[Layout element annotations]
--- Begin ---

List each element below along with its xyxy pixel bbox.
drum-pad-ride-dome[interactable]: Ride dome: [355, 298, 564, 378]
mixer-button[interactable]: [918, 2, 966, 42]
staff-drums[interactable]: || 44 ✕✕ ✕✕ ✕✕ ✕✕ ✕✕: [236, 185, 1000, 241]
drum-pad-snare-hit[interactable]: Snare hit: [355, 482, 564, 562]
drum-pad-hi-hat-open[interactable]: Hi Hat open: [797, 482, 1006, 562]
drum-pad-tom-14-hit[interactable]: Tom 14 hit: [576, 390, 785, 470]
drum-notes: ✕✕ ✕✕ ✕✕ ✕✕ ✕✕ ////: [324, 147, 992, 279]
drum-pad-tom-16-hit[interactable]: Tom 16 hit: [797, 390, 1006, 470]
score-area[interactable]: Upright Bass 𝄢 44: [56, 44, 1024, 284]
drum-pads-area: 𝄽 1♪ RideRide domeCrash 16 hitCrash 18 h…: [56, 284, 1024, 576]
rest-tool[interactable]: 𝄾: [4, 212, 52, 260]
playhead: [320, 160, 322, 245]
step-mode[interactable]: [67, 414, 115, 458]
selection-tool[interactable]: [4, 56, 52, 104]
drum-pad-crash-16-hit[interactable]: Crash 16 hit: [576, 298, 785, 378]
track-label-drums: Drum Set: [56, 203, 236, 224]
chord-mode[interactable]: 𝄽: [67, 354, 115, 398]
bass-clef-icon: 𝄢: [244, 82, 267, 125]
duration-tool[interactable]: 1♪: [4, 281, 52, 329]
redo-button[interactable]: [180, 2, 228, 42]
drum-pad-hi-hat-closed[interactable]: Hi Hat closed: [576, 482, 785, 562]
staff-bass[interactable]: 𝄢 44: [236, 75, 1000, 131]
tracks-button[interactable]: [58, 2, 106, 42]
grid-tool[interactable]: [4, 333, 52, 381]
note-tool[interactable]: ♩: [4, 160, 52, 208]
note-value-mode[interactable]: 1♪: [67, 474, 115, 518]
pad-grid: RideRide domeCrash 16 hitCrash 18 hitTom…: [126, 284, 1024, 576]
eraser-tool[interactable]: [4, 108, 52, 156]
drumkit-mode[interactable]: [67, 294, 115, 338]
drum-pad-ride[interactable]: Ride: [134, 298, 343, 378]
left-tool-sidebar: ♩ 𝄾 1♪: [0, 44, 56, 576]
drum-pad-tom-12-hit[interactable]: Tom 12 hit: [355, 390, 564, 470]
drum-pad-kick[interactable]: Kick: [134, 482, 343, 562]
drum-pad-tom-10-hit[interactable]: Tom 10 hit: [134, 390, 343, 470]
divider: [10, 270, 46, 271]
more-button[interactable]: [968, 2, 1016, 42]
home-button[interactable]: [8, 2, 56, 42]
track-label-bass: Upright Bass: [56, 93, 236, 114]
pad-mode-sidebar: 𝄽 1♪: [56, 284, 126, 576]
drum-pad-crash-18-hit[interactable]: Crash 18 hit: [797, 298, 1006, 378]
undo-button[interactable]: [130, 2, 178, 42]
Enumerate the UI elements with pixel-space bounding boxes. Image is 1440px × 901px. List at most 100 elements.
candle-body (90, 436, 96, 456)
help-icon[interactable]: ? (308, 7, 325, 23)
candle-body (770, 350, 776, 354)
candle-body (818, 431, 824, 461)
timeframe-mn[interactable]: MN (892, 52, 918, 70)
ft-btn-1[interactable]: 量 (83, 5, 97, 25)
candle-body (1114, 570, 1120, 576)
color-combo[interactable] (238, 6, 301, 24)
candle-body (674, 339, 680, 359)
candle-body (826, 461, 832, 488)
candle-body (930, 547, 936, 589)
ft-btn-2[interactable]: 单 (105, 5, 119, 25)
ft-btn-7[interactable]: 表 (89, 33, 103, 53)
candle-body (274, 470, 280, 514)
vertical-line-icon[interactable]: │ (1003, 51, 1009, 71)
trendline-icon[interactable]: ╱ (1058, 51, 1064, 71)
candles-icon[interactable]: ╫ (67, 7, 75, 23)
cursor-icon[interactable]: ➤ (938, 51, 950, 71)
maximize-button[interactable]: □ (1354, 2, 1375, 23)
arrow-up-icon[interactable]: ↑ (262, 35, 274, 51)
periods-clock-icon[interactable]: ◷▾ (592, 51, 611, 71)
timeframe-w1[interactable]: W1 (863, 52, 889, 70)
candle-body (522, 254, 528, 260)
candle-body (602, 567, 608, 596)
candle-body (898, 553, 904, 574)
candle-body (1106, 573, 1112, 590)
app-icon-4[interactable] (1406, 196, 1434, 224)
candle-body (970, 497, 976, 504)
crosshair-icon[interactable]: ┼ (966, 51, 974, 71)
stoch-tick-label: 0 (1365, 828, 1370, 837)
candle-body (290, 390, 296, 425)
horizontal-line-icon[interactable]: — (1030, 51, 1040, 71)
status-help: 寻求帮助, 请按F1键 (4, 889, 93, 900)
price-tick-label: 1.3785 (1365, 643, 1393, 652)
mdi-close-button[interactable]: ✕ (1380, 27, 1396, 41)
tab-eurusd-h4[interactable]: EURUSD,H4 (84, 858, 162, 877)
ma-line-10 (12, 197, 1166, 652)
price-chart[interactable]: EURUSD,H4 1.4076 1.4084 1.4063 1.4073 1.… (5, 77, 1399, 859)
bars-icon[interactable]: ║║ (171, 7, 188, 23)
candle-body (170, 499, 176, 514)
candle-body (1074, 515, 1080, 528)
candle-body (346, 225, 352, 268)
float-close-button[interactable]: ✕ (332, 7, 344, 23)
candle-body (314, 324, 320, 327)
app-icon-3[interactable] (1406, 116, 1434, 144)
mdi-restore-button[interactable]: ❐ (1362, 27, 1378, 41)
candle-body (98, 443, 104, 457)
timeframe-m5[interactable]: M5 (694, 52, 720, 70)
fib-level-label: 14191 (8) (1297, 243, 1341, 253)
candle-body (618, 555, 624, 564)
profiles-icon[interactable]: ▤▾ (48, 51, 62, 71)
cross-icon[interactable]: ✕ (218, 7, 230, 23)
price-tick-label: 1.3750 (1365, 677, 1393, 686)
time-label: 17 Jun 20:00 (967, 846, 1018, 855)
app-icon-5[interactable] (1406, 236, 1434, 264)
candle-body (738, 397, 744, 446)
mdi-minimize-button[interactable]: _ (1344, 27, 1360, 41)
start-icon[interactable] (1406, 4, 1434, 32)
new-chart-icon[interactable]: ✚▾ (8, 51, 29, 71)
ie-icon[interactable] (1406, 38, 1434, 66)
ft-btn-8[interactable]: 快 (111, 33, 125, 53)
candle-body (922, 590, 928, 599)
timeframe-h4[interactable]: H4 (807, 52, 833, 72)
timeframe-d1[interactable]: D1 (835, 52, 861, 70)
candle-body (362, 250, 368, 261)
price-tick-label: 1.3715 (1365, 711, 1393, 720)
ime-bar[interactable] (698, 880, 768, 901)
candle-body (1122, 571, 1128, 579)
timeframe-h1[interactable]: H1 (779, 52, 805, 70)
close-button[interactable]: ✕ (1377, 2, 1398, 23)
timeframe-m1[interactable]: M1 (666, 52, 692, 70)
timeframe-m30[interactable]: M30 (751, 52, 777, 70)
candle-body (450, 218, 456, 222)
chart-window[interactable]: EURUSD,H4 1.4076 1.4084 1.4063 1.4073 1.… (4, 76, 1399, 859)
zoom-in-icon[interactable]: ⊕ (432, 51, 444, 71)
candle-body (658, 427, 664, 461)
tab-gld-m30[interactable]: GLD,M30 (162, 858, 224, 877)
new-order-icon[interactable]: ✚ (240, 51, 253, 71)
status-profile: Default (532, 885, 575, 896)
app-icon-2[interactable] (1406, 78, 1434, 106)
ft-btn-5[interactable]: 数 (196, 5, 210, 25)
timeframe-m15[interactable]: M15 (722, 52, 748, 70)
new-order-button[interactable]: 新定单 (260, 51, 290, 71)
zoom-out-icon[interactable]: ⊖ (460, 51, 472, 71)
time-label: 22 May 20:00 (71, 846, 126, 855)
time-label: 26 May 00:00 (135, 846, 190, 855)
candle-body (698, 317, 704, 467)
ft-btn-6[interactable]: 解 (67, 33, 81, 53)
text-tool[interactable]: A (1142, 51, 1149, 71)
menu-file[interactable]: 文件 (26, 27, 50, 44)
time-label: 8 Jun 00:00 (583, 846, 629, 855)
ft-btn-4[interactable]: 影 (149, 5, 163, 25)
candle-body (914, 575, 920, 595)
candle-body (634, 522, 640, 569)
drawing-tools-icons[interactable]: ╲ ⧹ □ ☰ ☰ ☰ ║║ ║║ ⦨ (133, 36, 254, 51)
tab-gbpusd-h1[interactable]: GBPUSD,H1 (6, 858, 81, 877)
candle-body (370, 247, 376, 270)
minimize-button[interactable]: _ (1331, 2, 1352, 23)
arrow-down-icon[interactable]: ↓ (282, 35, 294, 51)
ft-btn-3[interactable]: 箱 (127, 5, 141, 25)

--- End ---

▶ **TASK**: Output everything from the start of the material down to the line containing "playhead: [320, 160, 322, 245]", reproducing each line unchanged.

▶ **ANSWER TO THIS EXERCISE**:
List each element below along with its xyxy pixel bbox.
drum-pad-ride-dome[interactable]: Ride dome: [355, 298, 564, 378]
mixer-button[interactable]: [918, 2, 966, 42]
staff-drums[interactable]: || 44 ✕✕ ✕✕ ✕✕ ✕✕ ✕✕: [236, 185, 1000, 241]
drum-pad-snare-hit[interactable]: Snare hit: [355, 482, 564, 562]
drum-pad-hi-hat-open[interactable]: Hi Hat open: [797, 482, 1006, 562]
drum-pad-tom-14-hit[interactable]: Tom 14 hit: [576, 390, 785, 470]
drum-notes: ✕✕ ✕✕ ✕✕ ✕✕ ✕✕ ////: [324, 147, 992, 279]
drum-pad-tom-16-hit[interactable]: Tom 16 hit: [797, 390, 1006, 470]
score-area[interactable]: Upright Bass 𝄢 44: [56, 44, 1024, 284]
drum-pads-area: 𝄽 1♪ RideRide domeCrash 16 hitCrash 18 h…: [56, 284, 1024, 576]
rest-tool[interactable]: 𝄾: [4, 212, 52, 260]
playhead: [320, 160, 322, 245]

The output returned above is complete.